↓

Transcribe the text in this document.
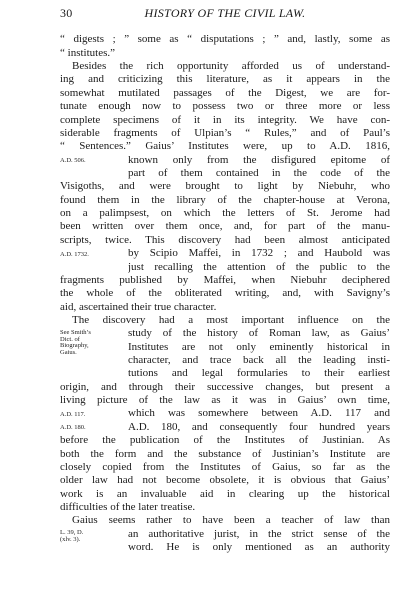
30	HISTORY OF THE CIVIL LAW.
“ digests ; ” some as “ disputations ; ” and, lastly, some as
“ institutes.”
Besides the rich opportunity afforded us of understand-
ing and criticizing this literature, as it appears in the
somewhat mutilated passages of the Digest, we are for-
tunate enough now to possess two or three more or less
complete specimens of it in its integrity. We have con-
siderable fragments of Ulpian’s “ Rules,” and of Paul’s
“ Sentences.” Gaius’ Institutes were, up to A.D. 1816,
known only from the disfigured epitome of
part of them contained in the code of the
Visigoths, and were brought to light by Niebuhr, who
found them in the library of the chapter-house at Verona,
on a palimpsest, on which the letters of St. Jerome had
been written over them once, and, for part of the manu-
scripts, twice. This discovery had been almost anticipated
by Scipio Maffei, in 1732 ; and Haubold was
just recalling the attention of the public to the
fragments published by Maffei, when Niebuhr deciphered
the whole of the obliterated writing, and, with Savigny’s
aid, ascertained their true character.
The discovery had a most important influence on the
study of the history of Roman law, as Gaius’
Institutes are not only eminently historical in
character, and trace back all the leading insti-
tutions and legal formularies to their earliest
origin, and through their successive changes, but present a
living picture of the law as it was in Gaius’ own time,
which was somewhere between A.D. 117 and
A.D. 180, and consequently four hundred years
before the publication of the Institutes of Justinian. As
both the form and the substance of Justinian’s Institute are
closely copied from the Institutes of Gaius, so far as the
older law had not become obsolete, it is obvious that Gaius’
work is an invaluable aid in clearing up the historical
difficulties of the later treatise.
Gaius seems rather to have been a teacher of law than
an authoritative jurist, in the strict sense of the
word. He is only mentioned as an authority
A.D. 506.
A.D. 1732.
See Smith’s
Dict. of
Biography,
Gaius.
A.D. 117.
A.D. 180.
L. 39, D.
(xlv. 3).
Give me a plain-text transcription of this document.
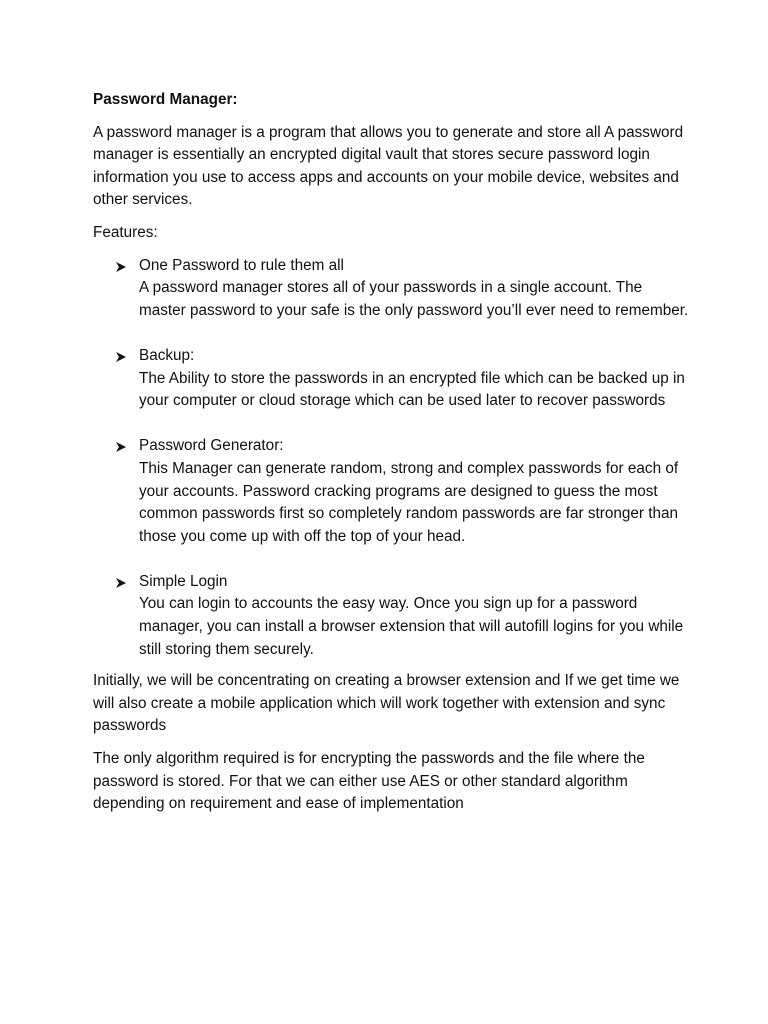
Password Manager:

A password manager is a program that allows you to generate and store all A password manager is essentially an encrypted digital vault that stores secure password login information you use to access apps and accounts on your mobile device, websites and other services.

Features:

One Password to rule them all
A password manager stores all of your passwords in a single account. The master password to your safe is the only password you’ll ever need to remember.
Backup:
The Ability to store the passwords in an encrypted file which can be backed up in your computer or cloud storage which can be used later to recover passwords
Password Generator:
This Manager can generate random, strong and complex passwords for each of your accounts. Password cracking programs are designed to guess the most common passwords first so completely random passwords are far stronger than those you come up with off the top of your head.
Simple Login
You can login to accounts the easy way. Once you sign up for a password manager, you can install a browser extension that will autofill logins for you while still storing them securely.

Initially, we will be concentrating on creating a browser extension and If we get time we will also create a mobile application which will work together with extension and sync passwords

The only algorithm required is for encrypting the passwords and the file where the password is stored. For that we can either use AES or other standard algorithm depending on requirement and ease of implementation
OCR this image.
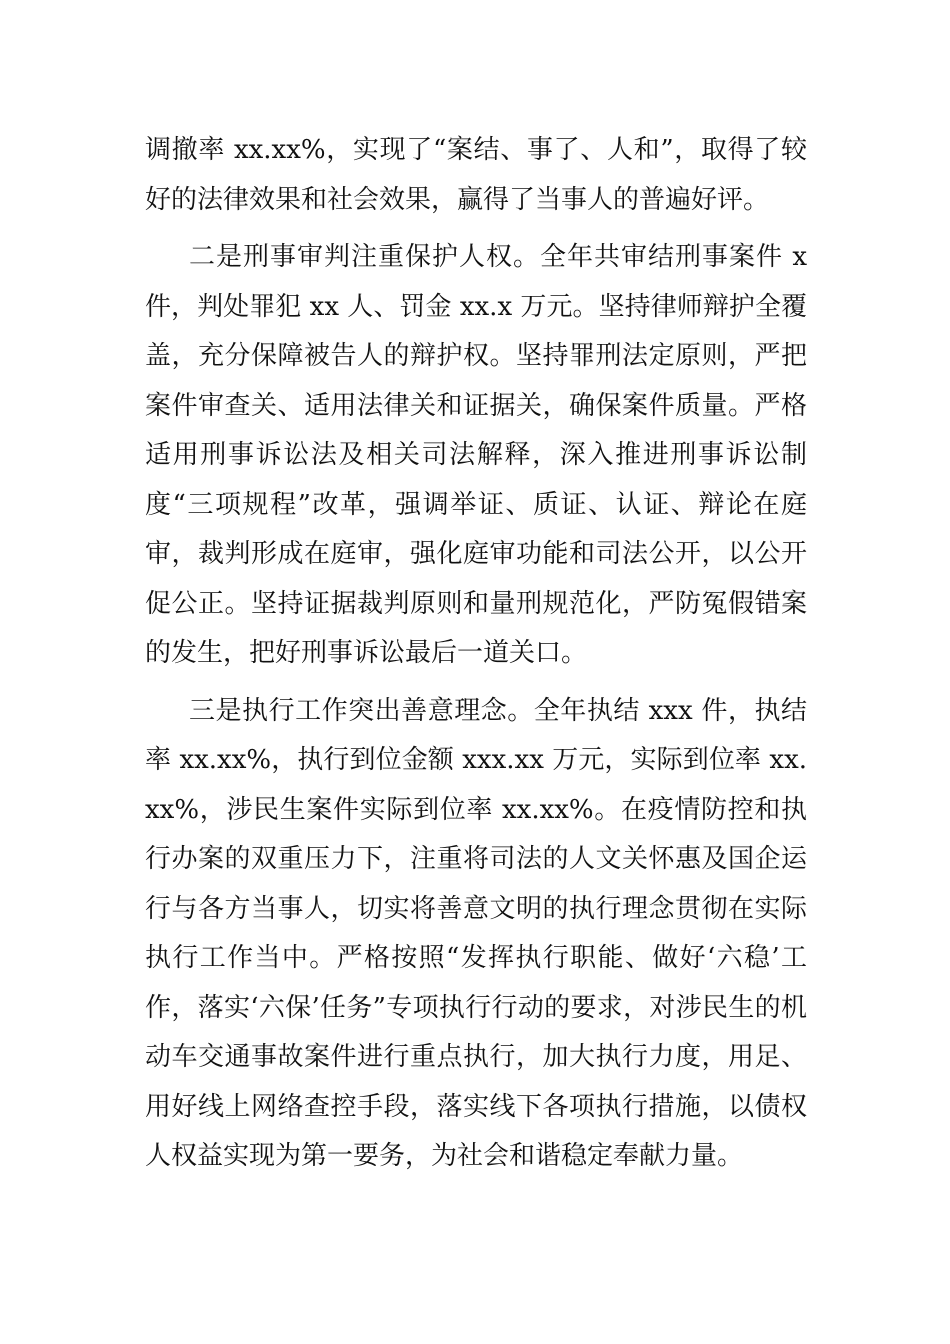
调撤率 xx.xx%，实现了“案结、事了、人和”，取得了较好的法律效果和社会效果，赢得了当事人的普遍好评。

二是刑事审判注重保护人权。全年共审结刑事案件 x 件，判处罪犯 xx 人、罚金 xx.x 万元。坚持律师辩护全覆盖，充分保障被告人的辩护权。坚持罪刑法定原则，严把案件审查关、适用法律关和证据关，确保案件质量。严格适用刑事诉讼法及相关司法解释，深入推进刑事诉讼制度“三项规程”改革，强调举证、质证、认证、辩论在庭审，裁判形成在庭审，强化庭审功能和司法公开，以公开促公正。坚持证据裁判原则和量刑规范化，严防冤假错案的发生，把好刑事诉讼最后一道关口。

三是执行工作突出善意理念。全年执结 xxx 件，执结率 xx.xx%，执行到位金额 xxx.xx 万元，实际到位率 xx.xx%，涉民生案件实际到位率 xx.xx%。在疫情防控和执行办案的双重压力下，注重将司法的人文关怀惠及国企运行与各方当事人，切实将善意文明的执行理念贯彻在实际执行工作当中。严格按照“发挥执行职能、做好‘六稳’工作，落实‘六保’任务”专项执行行动的要求，对涉民生的机动车交通事故案件进行重点执行，加大执行力度，用足、用好线上网络查控手段，落实线下各项执行措施，以债权人权益实现为第一要务，为社会和谐稳定奉献力量。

↑

Copy each line containing the word "only" from the data.

known only from the disfigured epitome of
Institutes are not only eminently historical in
word. He is only mentioned as an authority
A password manager stores all of your passwords in a single account. The master password to your safe is the only password you’ll ever need to remember.
The only algorithm required is for encrypting the passwords and the file where the password is stored. For that we can either use AES or other standard algorithm depending on requirement and ease of implementation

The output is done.